### [Problem details]
Return the entries below in their exact form, leaving the pictures out.

### [Material to process]
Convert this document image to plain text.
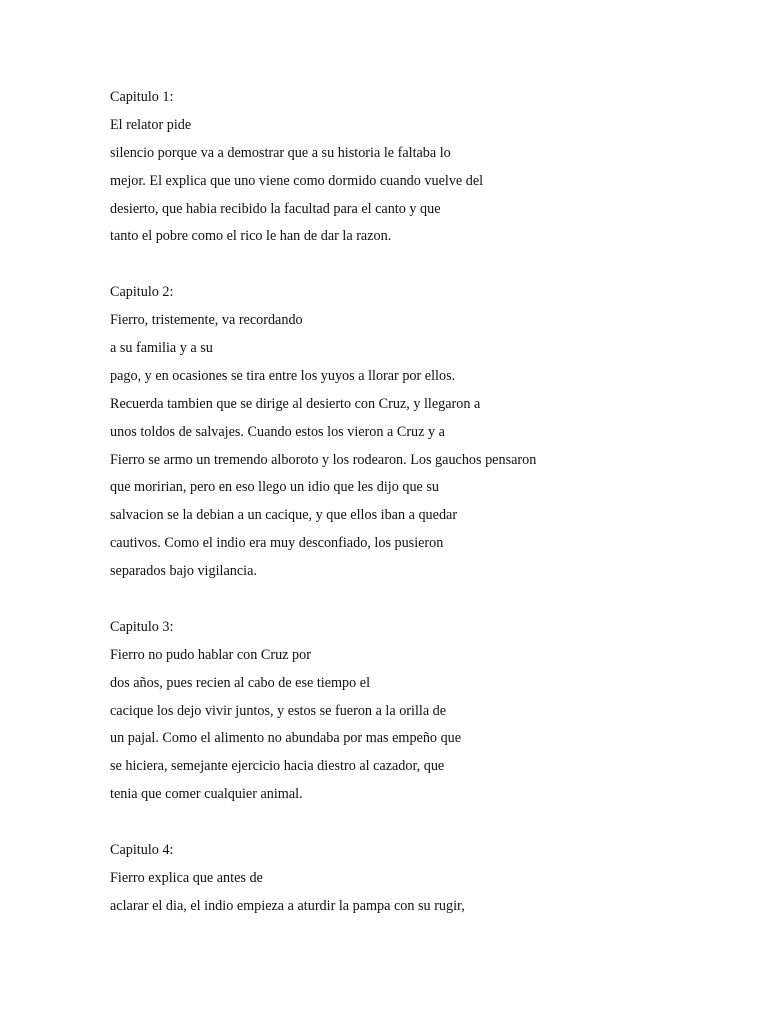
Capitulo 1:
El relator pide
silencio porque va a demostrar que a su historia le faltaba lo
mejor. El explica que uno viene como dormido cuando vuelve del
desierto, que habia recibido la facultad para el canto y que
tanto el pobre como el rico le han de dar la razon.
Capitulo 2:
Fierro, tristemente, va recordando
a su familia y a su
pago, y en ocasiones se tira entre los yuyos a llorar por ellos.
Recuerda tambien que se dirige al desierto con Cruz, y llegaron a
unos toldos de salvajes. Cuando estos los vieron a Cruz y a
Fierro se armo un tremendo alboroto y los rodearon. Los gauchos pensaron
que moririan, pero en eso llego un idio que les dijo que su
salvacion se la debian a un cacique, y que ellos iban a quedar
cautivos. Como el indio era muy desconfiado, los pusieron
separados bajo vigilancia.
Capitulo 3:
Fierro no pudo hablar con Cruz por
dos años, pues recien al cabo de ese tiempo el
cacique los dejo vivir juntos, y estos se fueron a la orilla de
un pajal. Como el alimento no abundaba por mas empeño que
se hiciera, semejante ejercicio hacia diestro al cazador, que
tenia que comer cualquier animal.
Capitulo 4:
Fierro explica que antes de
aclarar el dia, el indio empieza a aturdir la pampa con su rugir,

### [Written answer]
Convert this document image to plain text.
Capitulo 1:
El relator pide
silencio porque va a demostrar que a su historia le faltaba lo
mejor. El explica que uno viene como dormido cuando vuelve del
desierto, que habia recibido la facultad para el canto y que
tanto el pobre como el rico le han de dar la razon.
Capitulo 2:
Fierro, tristemente, va recordando
a su familia y a su
pago, y en ocasiones se tira entre los yuyos a llorar por ellos.
Recuerda tambien que se dirige al desierto con Cruz, y llegaron a
unos toldos de salvajes. Cuando estos los vieron a Cruz y a
Fierro se armo un tremendo alboroto y los rodearon. Los gauchos pensaron
que moririan, pero en eso llego un idio que les dijo que su
salvacion se la debian a un cacique, y que ellos iban a quedar
cautivos. Como el indio era muy desconfiado, los pusieron
separados bajo vigilancia.
Capitulo 3:
Fierro no pudo hablar con Cruz por
dos años, pues recien al cabo de ese tiempo el
cacique los dejo vivir juntos, y estos se fueron a la orilla de
un pajal. Como el alimento no abundaba por mas empeño que
se hiciera, semejante ejercicio hacia diestro al cazador, que
tenia que comer cualquier animal.
Capitulo 4:
Fierro explica que antes de
aclarar el dia, el indio empieza a aturdir la pampa con su rugir,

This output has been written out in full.